### What this task involves
Go through the listing beneath this task and return every line that carries the string "ylabel".

Dataset listings of figures
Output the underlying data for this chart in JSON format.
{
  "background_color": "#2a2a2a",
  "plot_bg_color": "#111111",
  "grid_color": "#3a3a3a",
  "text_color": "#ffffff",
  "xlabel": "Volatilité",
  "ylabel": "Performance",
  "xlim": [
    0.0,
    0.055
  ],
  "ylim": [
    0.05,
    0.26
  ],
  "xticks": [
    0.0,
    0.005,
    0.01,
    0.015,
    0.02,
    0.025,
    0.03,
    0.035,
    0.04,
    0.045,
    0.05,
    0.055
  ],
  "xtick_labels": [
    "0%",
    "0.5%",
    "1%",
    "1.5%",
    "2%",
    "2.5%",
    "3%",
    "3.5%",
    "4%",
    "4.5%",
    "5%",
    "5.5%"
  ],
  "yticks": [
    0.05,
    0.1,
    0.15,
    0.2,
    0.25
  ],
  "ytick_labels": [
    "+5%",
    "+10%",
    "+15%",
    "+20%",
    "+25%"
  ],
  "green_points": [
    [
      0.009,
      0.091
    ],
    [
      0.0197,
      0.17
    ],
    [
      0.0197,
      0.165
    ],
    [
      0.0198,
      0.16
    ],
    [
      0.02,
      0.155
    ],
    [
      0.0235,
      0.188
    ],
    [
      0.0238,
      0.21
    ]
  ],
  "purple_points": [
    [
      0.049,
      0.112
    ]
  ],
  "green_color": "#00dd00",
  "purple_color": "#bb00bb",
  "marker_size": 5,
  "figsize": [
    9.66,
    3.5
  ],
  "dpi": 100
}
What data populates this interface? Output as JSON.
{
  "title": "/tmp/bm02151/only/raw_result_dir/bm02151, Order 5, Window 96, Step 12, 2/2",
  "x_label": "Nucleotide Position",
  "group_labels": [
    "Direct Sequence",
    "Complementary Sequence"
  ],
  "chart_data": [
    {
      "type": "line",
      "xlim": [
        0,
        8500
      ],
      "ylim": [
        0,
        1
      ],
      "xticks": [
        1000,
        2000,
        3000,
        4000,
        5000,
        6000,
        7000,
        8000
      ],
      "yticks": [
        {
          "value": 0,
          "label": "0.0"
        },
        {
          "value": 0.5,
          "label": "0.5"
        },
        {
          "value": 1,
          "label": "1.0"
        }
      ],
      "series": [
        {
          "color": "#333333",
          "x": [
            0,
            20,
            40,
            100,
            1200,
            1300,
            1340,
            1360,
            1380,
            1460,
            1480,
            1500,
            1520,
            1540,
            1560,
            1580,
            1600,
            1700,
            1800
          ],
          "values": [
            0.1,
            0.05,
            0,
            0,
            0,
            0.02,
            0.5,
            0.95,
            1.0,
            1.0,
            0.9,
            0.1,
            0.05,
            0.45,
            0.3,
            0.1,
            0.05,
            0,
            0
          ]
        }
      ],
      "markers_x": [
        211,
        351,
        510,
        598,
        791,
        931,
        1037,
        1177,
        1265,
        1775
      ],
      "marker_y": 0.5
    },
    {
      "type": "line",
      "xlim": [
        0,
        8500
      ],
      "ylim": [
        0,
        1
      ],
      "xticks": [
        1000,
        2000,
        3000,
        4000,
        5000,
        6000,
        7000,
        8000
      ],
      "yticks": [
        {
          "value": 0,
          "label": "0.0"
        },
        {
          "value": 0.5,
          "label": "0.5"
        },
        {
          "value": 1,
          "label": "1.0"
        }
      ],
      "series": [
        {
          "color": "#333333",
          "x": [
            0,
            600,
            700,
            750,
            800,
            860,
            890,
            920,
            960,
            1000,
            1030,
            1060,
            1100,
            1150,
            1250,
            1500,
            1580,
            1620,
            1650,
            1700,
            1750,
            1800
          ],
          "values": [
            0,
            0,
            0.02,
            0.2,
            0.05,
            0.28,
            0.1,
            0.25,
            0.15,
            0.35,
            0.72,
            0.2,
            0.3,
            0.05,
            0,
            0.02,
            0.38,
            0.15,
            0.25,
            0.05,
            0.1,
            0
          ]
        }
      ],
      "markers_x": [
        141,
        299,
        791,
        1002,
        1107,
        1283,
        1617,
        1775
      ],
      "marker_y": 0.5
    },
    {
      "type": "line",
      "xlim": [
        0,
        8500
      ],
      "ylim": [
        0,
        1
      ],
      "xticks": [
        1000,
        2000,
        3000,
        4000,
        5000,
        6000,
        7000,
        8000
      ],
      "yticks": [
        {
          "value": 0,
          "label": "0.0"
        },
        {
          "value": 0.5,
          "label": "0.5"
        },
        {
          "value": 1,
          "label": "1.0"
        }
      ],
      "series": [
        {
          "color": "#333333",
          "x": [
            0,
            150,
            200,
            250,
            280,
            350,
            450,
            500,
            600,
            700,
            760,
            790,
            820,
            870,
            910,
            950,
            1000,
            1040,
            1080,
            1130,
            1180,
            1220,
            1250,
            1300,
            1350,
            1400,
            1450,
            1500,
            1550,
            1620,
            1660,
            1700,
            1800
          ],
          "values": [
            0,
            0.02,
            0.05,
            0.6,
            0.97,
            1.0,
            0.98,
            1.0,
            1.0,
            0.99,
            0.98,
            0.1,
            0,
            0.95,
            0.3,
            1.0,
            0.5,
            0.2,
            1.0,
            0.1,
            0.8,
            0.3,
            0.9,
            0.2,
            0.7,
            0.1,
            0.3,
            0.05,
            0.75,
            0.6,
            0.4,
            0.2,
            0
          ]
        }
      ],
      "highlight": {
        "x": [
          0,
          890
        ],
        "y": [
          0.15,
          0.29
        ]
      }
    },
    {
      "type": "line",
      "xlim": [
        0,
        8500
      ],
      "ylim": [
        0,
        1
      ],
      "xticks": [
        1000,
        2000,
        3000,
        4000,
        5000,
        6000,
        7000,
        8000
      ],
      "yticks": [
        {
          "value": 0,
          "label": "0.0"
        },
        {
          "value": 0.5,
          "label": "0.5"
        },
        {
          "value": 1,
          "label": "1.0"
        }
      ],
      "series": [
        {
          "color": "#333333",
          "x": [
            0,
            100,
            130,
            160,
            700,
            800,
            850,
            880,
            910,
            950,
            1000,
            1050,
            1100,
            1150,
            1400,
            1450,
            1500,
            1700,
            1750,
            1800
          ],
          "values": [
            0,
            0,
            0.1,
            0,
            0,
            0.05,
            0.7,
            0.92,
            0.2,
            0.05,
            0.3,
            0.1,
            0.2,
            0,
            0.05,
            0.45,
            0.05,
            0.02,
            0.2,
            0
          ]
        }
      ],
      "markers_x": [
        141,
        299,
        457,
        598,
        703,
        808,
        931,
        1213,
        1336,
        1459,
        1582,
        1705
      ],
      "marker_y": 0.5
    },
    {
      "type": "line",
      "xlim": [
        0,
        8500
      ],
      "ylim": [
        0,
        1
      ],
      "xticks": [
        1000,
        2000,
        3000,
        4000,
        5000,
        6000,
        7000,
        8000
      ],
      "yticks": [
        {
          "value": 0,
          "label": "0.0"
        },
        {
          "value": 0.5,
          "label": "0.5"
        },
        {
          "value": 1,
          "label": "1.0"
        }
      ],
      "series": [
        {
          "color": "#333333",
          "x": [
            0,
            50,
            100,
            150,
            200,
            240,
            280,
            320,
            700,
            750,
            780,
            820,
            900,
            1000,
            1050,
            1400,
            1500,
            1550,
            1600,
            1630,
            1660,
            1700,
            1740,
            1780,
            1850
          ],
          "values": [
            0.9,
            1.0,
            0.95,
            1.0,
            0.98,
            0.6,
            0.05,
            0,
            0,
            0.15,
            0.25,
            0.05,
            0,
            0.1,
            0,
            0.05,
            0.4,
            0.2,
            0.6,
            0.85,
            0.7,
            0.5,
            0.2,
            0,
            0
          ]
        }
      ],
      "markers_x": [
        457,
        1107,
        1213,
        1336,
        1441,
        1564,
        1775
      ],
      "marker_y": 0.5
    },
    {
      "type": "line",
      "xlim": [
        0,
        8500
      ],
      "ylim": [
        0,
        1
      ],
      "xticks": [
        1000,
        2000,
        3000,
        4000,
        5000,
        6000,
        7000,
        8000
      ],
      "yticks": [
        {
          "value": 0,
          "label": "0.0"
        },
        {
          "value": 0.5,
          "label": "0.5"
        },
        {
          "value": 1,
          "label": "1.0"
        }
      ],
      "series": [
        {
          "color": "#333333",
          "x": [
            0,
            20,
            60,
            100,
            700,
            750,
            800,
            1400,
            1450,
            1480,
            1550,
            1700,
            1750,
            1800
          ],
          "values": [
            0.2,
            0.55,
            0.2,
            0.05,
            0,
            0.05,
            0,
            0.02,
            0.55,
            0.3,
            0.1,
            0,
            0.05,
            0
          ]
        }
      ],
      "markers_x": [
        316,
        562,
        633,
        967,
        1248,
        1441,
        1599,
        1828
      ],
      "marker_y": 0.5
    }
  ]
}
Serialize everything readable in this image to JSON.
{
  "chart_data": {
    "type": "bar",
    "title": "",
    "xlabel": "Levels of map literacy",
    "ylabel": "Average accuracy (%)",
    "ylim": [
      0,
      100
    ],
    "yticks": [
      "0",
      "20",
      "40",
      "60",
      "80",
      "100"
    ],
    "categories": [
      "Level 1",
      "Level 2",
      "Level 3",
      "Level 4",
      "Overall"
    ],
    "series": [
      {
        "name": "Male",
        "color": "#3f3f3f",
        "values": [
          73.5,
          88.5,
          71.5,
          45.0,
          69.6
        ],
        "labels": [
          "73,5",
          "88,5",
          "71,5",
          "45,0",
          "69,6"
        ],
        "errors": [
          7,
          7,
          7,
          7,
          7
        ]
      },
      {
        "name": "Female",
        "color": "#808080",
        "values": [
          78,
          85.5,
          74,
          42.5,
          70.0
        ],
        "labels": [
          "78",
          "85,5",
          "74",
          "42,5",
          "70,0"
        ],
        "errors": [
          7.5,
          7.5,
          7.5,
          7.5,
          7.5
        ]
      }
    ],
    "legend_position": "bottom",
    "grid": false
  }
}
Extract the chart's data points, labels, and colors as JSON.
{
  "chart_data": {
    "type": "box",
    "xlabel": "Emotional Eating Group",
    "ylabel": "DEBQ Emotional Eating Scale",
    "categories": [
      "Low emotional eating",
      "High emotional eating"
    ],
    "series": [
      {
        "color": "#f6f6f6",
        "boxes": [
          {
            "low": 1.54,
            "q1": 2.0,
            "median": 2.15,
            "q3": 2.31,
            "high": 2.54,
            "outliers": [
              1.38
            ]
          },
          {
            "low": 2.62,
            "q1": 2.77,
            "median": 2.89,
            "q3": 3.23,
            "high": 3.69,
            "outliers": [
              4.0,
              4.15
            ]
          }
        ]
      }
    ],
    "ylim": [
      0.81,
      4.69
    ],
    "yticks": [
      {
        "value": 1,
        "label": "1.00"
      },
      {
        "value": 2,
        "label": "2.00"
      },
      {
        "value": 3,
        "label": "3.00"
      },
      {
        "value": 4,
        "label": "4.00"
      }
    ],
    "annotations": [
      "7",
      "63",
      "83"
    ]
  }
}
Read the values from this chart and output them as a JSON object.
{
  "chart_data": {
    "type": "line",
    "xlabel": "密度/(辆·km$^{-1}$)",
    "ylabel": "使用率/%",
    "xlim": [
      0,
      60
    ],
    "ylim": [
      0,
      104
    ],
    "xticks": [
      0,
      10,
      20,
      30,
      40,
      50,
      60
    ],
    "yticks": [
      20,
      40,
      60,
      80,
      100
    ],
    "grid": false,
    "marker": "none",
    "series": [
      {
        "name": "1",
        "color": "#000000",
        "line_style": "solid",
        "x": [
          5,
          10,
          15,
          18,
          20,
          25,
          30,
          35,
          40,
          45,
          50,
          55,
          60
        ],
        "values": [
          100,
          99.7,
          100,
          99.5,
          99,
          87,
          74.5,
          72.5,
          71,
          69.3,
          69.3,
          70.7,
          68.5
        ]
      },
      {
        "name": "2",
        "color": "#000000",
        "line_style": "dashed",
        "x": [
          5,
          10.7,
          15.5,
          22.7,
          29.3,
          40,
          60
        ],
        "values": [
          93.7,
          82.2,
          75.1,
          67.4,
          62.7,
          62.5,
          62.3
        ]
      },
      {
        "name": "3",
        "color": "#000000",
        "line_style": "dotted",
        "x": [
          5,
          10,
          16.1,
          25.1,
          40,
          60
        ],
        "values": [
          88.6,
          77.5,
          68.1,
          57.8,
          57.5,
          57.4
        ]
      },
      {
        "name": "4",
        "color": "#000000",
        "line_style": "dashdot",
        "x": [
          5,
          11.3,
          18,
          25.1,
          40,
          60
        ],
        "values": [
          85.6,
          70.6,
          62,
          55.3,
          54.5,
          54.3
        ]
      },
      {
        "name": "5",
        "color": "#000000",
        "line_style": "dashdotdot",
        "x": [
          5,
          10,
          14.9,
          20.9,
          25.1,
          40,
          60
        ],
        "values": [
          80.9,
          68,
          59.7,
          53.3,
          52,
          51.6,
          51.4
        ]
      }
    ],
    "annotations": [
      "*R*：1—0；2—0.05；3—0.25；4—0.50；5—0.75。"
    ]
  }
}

### Full response
  "ylabel": "Performance",
    "ylabel": "Average accuracy (%)",
    "ylabel": "DEBQ Emotional Eating Scale",
    "ylabel": "使用率/%",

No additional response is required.